» STATED GOAL: Every record should be copied exactly, except that pictures are to be omitted.

>>>>

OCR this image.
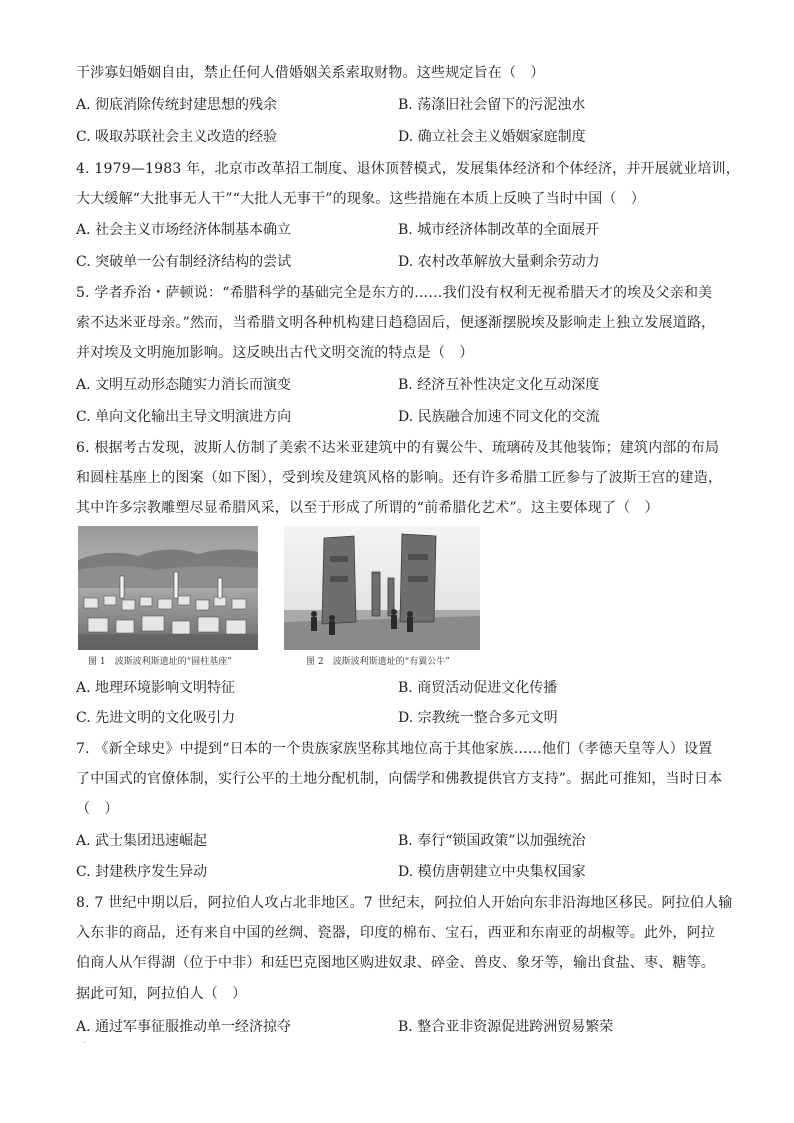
干涉寡妇婚姻自由，禁止任何人借婚姻关系索取财物。这些规定旨在（　）
A. 彻底消除传统封建思想的残余	B. 荡涤旧社会留下的污泥浊水
C. 吸取苏联社会主义改造的经验	D. 确立社会主义婚姻家庭制度
4. 1979—1983 年，北京市改革招工制度、退休顶替模式，发展集体经济和个体经济，并开展就业培训，
大大缓解“大批事无人干”“大批人无事干”的现象。这些措施在本质上反映了当时中国（　）
A. 社会主义市场经济体制基本确立	B. 城市经济体制改革的全面展开
C. 突破单一公有制经济结构的尝试	D. 农村改革解放大量剩余劳动力
5. 学者乔治・萨顿说：“希腊科学的基础完全是东方的……我们没有权利无视希腊天才的埃及父亲和美
索不达米亚母亲。”然而，当希腊文明各种机构建日趋稳固后，便逐渐摆脱埃及影响走上独立发展道路，
并对埃及文明施加影响。这反映出古代文明交流的特点是（　）
A. 文明互动形态随实力消长而演变	B. 经济互补性决定文化互动深度
C. 单向文化输出主导文明演进方向	D. 民族融合加速不同文化的交流
6. 根据考古发现，波斯人仿制了美索不达米亚建筑中的有翼公牛、琉璃砖及其他装饰；建筑内部的布局
和圆柱基座上的图案（如下图），受到埃及建筑风格的影响。还有许多希腊工匠参与了波斯王宫的建造，
其中许多宗教雕塑尽显希腊风采，以至于形成了所谓的“前希腊化艺术”。这主要体现了（　）
图 1　波斯波利斯遗址的“圆柱基座”	图 2　波斯波利斯遗址的“有翼公牛”
A. 地理环境影响文明特征	B. 商贸活动促进文化传播
C. 先进文明的文化吸引力	D. 宗教统一整合多元文明
7. 《新全球史》中提到“日本的一个贵族家族坚称其地位高于其他家族……他们（孝德天皇等人）设置
了中国式的官僚体制，实行公平的土地分配机制，向儒学和佛教提供官方支持”。据此可推知，当时日本
（　）
A. 武士集团迅速崛起	B. 奉行“锁国政策”以加强统治
C. 封建秩序发生异动	D. 模仿唐朝建立中央集权国家
8. 7 世纪中期以后，阿拉伯人攻占北非地区。7 世纪末，阿拉伯人开始向东非沿海地区移民。阿拉伯人输
入东非的商品，还有来自中国的丝绸、瓷器，印度的棉布、宝石，西亚和东南亚的胡椒等。此外，阿拉
伯商人从乍得湖（位于中非）和廷巴克图地区购进奴隶、碎金、兽皮、象牙等，输出食盐、枣、糖等。
据此可知，阿拉伯人（　）
A. 通过军事征服推动单一经济掠夺	B. 整合亚非资源促进跨洲贸易繁荣
·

<<<<

» CORRECT RESULT:
OCR this image.
干涉寡妇婚姻自由，禁止任何人借婚姻关系索取财物。这些规定旨在（　）
A. 彻底消除传统封建思想的残余	B. 荡涤旧社会留下的污泥浊水
C. 吸取苏联社会主义改造的经验	D. 确立社会主义婚姻家庭制度
4. 1979—1983 年，北京市改革招工制度、退休顶替模式，发展集体经济和个体经济，并开展就业培训，
大大缓解“大批事无人干”“大批人无事干”的现象。这些措施在本质上反映了当时中国（　）
A. 社会主义市场经济体制基本确立	B. 城市经济体制改革的全面展开
C. 突破单一公有制经济结构的尝试	D. 农村改革解放大量剩余劳动力
5. 学者乔治・萨顿说：“希腊科学的基础完全是东方的……我们没有权利无视希腊天才的埃及父亲和美
索不达米亚母亲。”然而，当希腊文明各种机构建日趋稳固后，便逐渐摆脱埃及影响走上独立发展道路，
并对埃及文明施加影响。这反映出古代文明交流的特点是（　）
A. 文明互动形态随实力消长而演变	B. 经济互补性决定文化互动深度
C. 单向文化输出主导文明演进方向	D. 民族融合加速不同文化的交流
6. 根据考古发现，波斯人仿制了美索不达米亚建筑中的有翼公牛、琉璃砖及其他装饰；建筑内部的布局
和圆柱基座上的图案（如下图），受到埃及建筑风格的影响。还有许多希腊工匠参与了波斯王宫的建造，
其中许多宗教雕塑尽显希腊风采，以至于形成了所谓的“前希腊化艺术”。这主要体现了（　）
图 1　波斯波利斯遗址的“圆柱基座”	图 2　波斯波利斯遗址的“有翼公牛”
A. 地理环境影响文明特征	B. 商贸活动促进文化传播
C. 先进文明的文化吸引力	D. 宗教统一整合多元文明
7. 《新全球史》中提到“日本的一个贵族家族坚称其地位高于其他家族……他们（孝德天皇等人）设置
了中国式的官僚体制，实行公平的土地分配机制，向儒学和佛教提供官方支持”。据此可推知，当时日本
（　）
A. 武士集团迅速崛起	B. 奉行“锁国政策”以加强统治
C. 封建秩序发生异动	D. 模仿唐朝建立中央集权国家
8. 7 世纪中期以后，阿拉伯人攻占北非地区。7 世纪末，阿拉伯人开始向东非沿海地区移民。阿拉伯人输
入东非的商品，还有来自中国的丝绸、瓷器，印度的棉布、宝石，西亚和东南亚的胡椒等。此外，阿拉
伯商人从乍得湖（位于中非）和廷巴克图地区购进奴隶、碎金、兽皮、象牙等，输出食盐、枣、糖等。
据此可知，阿拉伯人（　）
A. 通过军事征服推动单一经济掠夺	B. 整合亚非资源促进跨洲贸易繁荣
·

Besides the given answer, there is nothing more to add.